---------- Source records ----------

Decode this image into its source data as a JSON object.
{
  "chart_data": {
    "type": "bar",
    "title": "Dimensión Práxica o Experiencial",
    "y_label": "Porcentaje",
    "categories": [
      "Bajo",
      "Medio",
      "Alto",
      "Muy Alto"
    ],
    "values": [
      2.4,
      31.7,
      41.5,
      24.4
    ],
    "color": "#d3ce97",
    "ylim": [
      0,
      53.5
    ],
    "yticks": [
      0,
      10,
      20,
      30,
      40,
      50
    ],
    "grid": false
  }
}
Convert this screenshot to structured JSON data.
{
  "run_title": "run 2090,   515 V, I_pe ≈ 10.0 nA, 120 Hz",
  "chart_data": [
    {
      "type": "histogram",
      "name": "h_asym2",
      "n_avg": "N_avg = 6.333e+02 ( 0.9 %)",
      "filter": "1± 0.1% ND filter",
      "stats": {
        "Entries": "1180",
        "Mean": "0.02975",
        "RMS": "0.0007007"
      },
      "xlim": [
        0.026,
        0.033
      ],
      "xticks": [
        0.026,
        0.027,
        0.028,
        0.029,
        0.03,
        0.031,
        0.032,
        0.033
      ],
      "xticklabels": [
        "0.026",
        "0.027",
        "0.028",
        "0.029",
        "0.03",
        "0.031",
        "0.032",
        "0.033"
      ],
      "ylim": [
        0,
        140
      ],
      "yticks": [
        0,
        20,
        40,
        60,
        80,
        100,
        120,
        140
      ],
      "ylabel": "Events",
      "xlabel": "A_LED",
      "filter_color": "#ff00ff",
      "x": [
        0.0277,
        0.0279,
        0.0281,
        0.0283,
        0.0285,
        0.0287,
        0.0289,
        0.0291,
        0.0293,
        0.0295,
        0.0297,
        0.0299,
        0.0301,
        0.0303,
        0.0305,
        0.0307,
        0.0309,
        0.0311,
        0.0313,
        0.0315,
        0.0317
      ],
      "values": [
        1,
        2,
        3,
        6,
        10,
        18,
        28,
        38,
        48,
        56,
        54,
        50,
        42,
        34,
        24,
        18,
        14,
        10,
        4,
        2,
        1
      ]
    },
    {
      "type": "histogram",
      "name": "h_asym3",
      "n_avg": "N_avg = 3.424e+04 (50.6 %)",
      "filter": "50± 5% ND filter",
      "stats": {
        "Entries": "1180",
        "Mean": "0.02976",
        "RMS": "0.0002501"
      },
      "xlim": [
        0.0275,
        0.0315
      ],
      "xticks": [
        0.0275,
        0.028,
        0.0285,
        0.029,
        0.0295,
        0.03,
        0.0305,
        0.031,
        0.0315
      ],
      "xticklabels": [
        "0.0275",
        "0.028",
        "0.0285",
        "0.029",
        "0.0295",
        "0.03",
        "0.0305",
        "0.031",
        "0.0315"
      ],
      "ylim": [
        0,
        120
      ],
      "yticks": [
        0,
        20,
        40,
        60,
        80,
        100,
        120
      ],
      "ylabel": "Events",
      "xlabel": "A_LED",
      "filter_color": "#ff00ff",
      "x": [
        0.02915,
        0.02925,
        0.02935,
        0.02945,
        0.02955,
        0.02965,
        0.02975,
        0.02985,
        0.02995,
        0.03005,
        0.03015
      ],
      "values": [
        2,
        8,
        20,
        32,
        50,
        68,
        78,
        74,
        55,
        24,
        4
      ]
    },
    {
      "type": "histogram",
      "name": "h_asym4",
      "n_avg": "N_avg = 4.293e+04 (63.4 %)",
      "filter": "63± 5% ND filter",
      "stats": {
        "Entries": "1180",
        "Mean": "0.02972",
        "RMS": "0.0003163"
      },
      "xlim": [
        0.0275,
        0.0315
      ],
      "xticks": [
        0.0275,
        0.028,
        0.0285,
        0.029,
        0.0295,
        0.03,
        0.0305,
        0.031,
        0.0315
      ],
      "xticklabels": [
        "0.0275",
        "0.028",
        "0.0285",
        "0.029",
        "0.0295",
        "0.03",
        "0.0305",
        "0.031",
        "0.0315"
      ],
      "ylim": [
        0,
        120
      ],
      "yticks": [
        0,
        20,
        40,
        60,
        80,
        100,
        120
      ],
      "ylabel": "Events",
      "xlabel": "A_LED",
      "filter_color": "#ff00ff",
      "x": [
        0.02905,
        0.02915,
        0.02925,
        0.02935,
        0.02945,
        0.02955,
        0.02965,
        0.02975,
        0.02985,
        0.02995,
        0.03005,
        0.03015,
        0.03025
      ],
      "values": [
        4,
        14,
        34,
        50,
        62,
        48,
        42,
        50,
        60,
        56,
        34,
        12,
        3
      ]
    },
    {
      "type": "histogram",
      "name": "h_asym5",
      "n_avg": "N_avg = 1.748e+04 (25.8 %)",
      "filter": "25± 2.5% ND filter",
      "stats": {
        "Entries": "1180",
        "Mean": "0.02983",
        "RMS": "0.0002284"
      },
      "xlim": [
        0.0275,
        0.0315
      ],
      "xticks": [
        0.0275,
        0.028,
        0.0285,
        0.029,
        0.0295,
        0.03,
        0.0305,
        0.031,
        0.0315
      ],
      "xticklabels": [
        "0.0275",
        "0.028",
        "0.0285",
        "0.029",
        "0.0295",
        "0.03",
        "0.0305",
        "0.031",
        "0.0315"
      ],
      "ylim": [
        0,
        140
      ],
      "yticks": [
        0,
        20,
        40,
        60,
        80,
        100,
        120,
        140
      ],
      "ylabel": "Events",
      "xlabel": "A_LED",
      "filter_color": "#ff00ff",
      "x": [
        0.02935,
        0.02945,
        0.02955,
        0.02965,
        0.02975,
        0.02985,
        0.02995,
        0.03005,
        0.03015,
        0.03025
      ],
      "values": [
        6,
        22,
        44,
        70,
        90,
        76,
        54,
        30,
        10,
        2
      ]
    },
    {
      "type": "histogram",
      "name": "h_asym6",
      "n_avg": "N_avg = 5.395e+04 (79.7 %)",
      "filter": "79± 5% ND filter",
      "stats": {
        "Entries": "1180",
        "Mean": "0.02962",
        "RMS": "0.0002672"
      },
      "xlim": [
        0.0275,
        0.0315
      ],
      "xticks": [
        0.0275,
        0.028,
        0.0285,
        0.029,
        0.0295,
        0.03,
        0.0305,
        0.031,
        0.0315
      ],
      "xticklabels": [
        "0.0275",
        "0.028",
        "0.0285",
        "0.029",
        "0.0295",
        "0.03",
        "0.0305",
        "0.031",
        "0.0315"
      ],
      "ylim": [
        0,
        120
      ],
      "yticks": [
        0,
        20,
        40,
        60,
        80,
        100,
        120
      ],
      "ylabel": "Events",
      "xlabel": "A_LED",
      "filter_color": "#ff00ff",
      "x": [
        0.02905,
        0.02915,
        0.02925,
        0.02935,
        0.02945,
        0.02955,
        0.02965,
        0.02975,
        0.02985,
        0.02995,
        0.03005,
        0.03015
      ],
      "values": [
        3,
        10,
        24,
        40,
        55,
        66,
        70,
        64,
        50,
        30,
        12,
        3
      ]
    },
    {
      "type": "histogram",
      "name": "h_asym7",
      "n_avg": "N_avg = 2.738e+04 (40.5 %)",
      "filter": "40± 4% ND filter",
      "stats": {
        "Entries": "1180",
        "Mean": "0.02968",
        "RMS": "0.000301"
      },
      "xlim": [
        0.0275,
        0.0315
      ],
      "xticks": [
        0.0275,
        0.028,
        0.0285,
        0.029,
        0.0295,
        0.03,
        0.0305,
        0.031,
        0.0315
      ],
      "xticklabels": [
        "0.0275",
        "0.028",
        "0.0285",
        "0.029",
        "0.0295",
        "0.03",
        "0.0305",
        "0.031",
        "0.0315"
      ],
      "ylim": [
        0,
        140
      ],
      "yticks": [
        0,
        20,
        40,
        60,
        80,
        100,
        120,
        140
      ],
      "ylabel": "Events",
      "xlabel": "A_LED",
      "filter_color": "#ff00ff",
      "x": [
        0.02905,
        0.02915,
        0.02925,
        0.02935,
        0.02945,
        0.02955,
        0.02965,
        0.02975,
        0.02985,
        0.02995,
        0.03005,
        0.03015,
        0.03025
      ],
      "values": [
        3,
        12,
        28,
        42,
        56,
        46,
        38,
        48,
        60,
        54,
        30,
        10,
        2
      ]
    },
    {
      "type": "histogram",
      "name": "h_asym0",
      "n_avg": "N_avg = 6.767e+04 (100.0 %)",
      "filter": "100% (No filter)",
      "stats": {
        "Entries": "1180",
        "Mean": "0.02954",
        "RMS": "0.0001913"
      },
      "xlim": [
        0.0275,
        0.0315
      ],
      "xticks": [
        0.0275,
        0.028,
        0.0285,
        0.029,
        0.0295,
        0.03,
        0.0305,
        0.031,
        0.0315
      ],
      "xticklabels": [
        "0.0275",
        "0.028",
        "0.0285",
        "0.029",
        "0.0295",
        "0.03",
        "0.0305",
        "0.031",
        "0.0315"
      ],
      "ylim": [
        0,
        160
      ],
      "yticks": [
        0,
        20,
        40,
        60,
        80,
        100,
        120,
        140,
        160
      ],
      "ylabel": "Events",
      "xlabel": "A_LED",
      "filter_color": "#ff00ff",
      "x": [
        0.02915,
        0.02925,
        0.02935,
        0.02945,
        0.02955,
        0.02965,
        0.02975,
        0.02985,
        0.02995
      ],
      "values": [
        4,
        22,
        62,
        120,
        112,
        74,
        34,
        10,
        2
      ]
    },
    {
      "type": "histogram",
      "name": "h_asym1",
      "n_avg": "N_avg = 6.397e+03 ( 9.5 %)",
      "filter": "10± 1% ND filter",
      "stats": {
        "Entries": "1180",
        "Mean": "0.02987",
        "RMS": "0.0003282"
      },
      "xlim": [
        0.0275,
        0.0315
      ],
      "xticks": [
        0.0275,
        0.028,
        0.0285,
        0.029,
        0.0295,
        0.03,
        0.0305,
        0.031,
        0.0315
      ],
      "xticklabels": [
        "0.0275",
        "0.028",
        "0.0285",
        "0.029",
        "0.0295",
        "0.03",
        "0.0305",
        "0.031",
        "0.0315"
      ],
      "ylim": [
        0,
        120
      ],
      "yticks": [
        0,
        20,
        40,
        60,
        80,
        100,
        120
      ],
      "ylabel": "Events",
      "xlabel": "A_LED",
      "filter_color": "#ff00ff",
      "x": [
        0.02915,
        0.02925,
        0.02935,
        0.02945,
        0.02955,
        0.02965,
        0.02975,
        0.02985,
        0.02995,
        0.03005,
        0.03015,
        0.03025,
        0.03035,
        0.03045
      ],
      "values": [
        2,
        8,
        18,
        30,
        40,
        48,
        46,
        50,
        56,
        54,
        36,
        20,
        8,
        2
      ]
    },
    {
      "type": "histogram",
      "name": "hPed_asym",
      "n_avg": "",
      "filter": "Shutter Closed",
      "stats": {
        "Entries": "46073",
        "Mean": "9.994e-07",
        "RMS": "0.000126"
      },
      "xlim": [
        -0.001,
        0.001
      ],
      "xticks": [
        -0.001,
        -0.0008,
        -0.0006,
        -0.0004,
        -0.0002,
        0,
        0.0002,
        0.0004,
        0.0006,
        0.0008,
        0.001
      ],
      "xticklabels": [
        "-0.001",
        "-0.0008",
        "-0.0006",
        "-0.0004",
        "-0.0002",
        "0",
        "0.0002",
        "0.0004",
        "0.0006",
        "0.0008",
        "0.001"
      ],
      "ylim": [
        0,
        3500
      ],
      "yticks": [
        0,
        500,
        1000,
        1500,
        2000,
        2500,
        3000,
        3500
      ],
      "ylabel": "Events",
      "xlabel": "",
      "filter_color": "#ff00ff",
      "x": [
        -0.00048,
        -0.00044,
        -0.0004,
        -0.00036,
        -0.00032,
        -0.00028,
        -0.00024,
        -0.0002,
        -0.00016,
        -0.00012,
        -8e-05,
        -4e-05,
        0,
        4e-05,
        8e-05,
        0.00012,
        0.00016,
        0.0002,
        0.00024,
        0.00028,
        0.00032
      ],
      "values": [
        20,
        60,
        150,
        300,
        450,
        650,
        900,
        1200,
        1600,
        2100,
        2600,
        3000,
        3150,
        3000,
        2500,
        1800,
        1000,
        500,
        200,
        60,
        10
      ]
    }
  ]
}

----------

Only the number is needed: state how many lines in the listing contain "JSON".

2